Blok Teks:
**********

Tidak hanya itu, pemerintah juga menerapkan sistem sertifikat elektronik yang lebih aman, modern, dan mudah diverifikasi. Hal ini diperkuat dengan Peraturan Menteri ATR/BPN Nomor 3 Tahun 2023 yang mengatur teknis penerbitan sertifikat elektronik, tanda tangan digital, hingga QR code untuk memastikan keaslian.


Tinjauan kebijakan dalam perspektif HAN

Dalam perspektif hukum administrasi negara, kebijakan transformasi digital melalui penerapan sertifikat elektronik tidak dapat hanya dipandang sebagai inovasi teknis di bidang layanan publik, tetapi harus dipahami sebagai instrumen hukum yang mereposisi relasi antara negara dan warga negara dalam konteks pengelolaan hak atas tanah. 


Selama berdekade, keberadaan dokumen lama seperti girik atau letter C memang diakui secara sosial, tetapi secara yuridis menyimpan banyak kerentanan. Ketiadaan standar administratif, potensi duplikasi dokumen, serta kelemahan verifikasi kerap melahirkan sengketa tanah yang berlarut-larut dan bahkan dimanfaatkan oleh mafia tanah untuk memperoleh keuntungan yang tidak sah.


Oleh karena itu, sertifikat elektronik hadir untuk menutup celah tersebut dengan membangun sistem pembuktian yang seragam, terintegrasi, dan lebih dapat dipertanggungjawabkan. Dalam kerangka Hukum Administrasi Negara, langkah ini merupakan bentuk implementasi asas legalitas dan asas kepastian hukum yang diwujudkan melalui digitalisasi administrasi. 


Dengan mengkonsolidasikan seluruh bentuk bukti kepemilikan ke dalam satu format yang diakui negara, maka otoritas administratif berfungsi tidak hanya sebagai regulator, tetapi juga sebagai penjamin keadilan administratif. Kebijakan ini juga merefleksikan penerapan asas transparansi dan akuntabilitas, karena melalui sistem elektronik, setiap transaksi hukum atas tanah terekam secara digital, dapat diaudit, dan sulit dimanipulasi.

**********

Petunjuk Tugas a:
Kutip blok teks dari "Tidak hanya itu, pemerintah" sampai "untuk memastikan keaslian.".
Daftar di bawah ini tidak ada hubungannya dengan blok teks di atas.

Data yang Diberikan:
**********

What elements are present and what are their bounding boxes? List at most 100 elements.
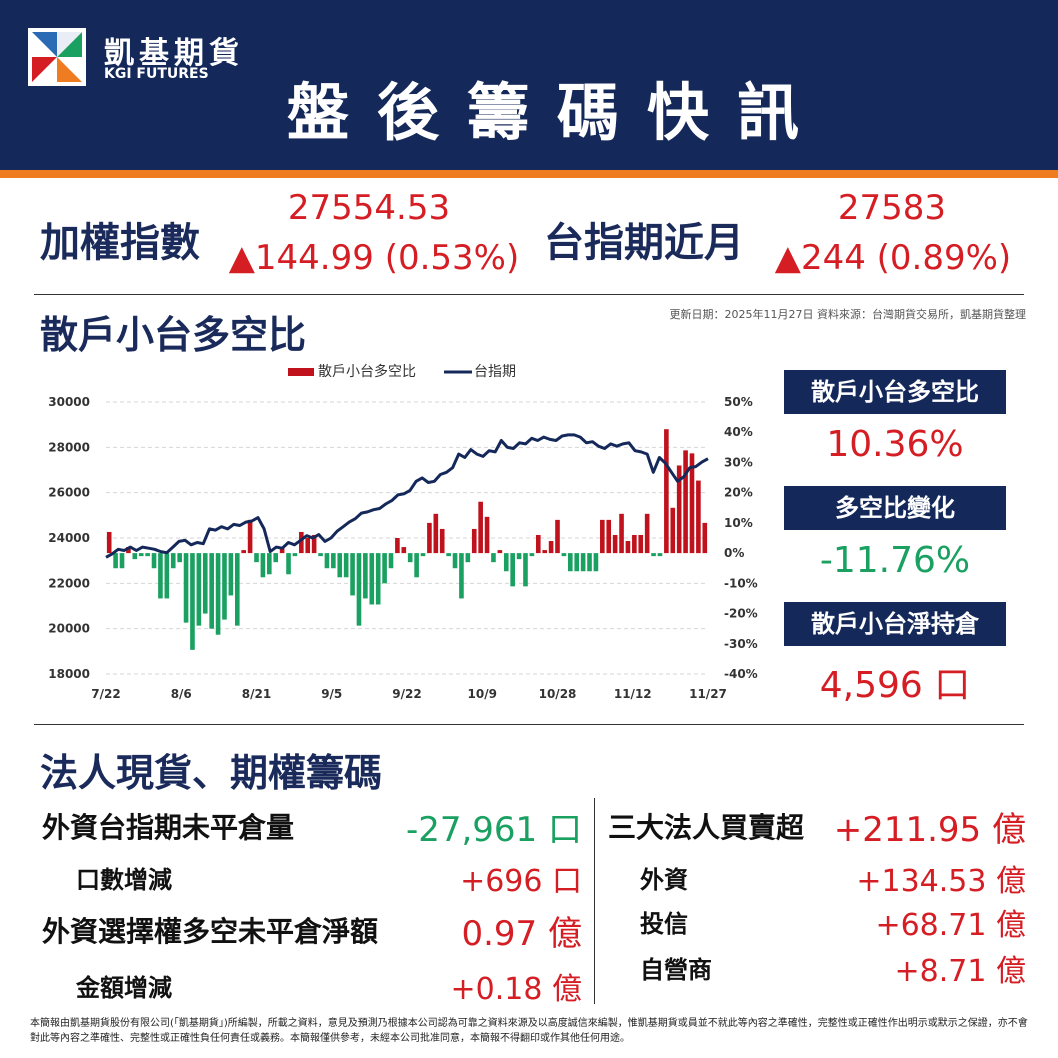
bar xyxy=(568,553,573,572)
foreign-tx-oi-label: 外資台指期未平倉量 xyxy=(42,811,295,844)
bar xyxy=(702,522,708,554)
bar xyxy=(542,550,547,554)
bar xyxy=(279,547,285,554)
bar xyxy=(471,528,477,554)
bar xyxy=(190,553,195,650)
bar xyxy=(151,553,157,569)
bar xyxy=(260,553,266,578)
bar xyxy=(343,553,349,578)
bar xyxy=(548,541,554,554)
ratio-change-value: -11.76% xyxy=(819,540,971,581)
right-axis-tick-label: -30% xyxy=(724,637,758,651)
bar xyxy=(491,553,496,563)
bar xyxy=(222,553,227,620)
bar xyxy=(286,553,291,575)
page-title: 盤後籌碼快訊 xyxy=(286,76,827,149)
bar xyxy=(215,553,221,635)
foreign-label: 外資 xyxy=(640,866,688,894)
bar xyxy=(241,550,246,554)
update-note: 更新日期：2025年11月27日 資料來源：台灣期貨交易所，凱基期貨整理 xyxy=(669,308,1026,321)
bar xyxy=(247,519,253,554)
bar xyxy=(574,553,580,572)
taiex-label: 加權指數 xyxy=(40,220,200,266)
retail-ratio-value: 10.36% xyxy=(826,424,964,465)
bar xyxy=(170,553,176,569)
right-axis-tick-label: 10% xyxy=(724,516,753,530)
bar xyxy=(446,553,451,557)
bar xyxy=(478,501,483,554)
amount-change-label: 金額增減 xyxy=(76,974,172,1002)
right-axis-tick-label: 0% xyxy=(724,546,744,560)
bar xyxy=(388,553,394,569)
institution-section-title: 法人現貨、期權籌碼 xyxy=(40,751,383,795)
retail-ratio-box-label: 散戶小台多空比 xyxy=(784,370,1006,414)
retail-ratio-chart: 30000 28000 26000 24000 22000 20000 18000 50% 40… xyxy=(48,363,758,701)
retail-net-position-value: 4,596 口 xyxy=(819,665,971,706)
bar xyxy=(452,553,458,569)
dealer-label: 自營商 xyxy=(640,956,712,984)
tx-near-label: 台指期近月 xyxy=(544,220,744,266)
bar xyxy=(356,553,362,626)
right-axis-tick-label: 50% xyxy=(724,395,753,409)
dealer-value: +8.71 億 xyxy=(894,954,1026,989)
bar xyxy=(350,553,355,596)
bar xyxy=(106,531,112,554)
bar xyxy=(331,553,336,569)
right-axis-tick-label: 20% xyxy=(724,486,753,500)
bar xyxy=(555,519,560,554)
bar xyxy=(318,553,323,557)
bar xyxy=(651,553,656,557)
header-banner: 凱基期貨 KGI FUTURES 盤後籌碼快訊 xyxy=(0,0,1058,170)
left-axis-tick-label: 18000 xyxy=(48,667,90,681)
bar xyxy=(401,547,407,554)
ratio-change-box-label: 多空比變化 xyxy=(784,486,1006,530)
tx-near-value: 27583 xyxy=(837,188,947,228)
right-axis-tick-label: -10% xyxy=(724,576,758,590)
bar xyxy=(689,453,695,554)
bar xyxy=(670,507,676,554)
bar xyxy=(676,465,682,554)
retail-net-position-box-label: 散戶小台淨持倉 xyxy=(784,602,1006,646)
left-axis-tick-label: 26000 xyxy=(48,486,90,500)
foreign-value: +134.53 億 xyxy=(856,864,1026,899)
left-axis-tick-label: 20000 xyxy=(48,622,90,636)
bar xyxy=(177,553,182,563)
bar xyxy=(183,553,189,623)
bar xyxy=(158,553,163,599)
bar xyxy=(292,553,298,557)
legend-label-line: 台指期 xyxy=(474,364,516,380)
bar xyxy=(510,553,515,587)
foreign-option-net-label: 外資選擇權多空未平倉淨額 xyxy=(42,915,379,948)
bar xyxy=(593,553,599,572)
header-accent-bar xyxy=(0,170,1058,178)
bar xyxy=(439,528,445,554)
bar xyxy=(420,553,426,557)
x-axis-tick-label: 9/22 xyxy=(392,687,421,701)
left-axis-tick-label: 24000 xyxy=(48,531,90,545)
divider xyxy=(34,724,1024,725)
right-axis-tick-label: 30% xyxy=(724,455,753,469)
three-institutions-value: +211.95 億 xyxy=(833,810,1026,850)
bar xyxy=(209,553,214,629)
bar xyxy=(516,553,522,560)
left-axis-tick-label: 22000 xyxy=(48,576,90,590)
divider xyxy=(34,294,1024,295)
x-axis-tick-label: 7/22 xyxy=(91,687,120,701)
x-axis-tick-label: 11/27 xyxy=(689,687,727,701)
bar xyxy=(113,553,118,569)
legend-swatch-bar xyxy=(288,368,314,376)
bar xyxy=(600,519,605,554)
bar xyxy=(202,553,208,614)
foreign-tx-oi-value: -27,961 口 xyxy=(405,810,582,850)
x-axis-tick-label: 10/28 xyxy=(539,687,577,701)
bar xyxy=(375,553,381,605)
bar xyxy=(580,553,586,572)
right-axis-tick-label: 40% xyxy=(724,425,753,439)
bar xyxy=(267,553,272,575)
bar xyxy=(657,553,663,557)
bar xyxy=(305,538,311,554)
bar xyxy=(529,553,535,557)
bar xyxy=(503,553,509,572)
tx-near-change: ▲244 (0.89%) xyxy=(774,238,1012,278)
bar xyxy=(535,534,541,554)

**********

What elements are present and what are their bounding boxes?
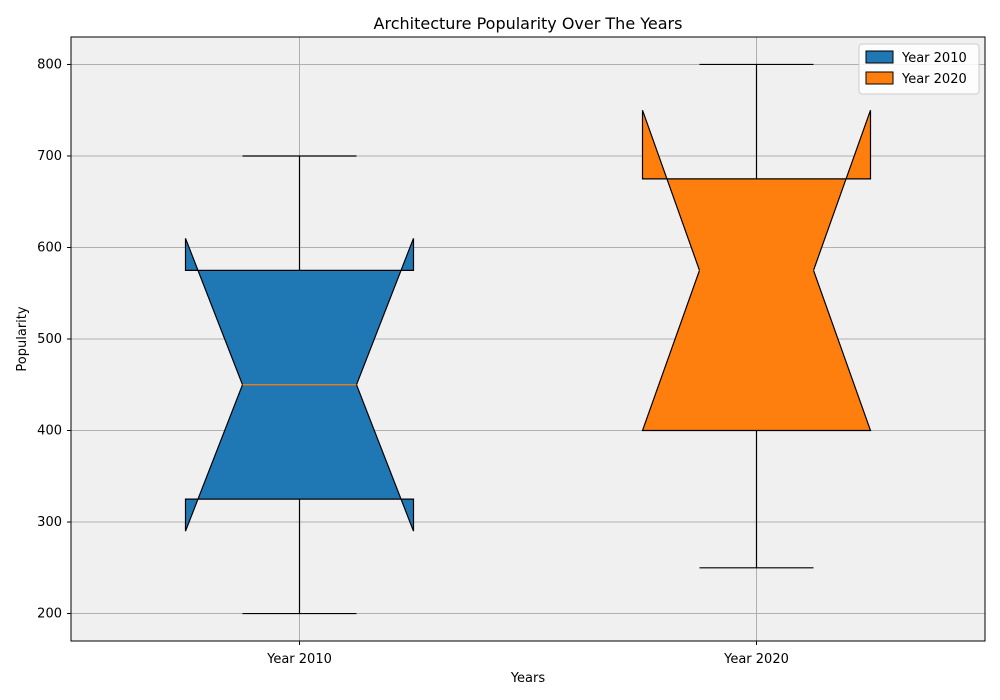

**********

Petunjuk Tugas b:
Tolong ganti "elements" dengan "items" pada daftar, dari baris yang memuat "most 100 elements." sampai baris yang memuat "bar xyxy=(279,547,285,554)", lalu tulis ulang baris-baris itu saja tanpa perubahan lain dan tanpa gambar.

Hasil Akhir a:
Tidak hanya itu, pemerintah juga menerapkan sistem sertifikat elektronik yang lebih aman, modern, dan mudah diverifikasi. Hal ini diperkuat dengan Peraturan Menteri ATR/BPN Nomor 3 Tahun 2023 yang mengatur teknis penerbitan sertifikat elektronik, tanda tangan digital, hingga QR code untuk memastikan keaslian.

Hasil Akhir b:
What items are present and what are their bounding boxes? List at most 100 items.
bar xyxy=(568,553,573,572)
foreign-tx-oi-label: 外資台指期未平倉量 xyxy=(42,811,295,844)
bar xyxy=(702,522,708,554)
bar xyxy=(542,550,547,554)
bar xyxy=(279,547,285,554)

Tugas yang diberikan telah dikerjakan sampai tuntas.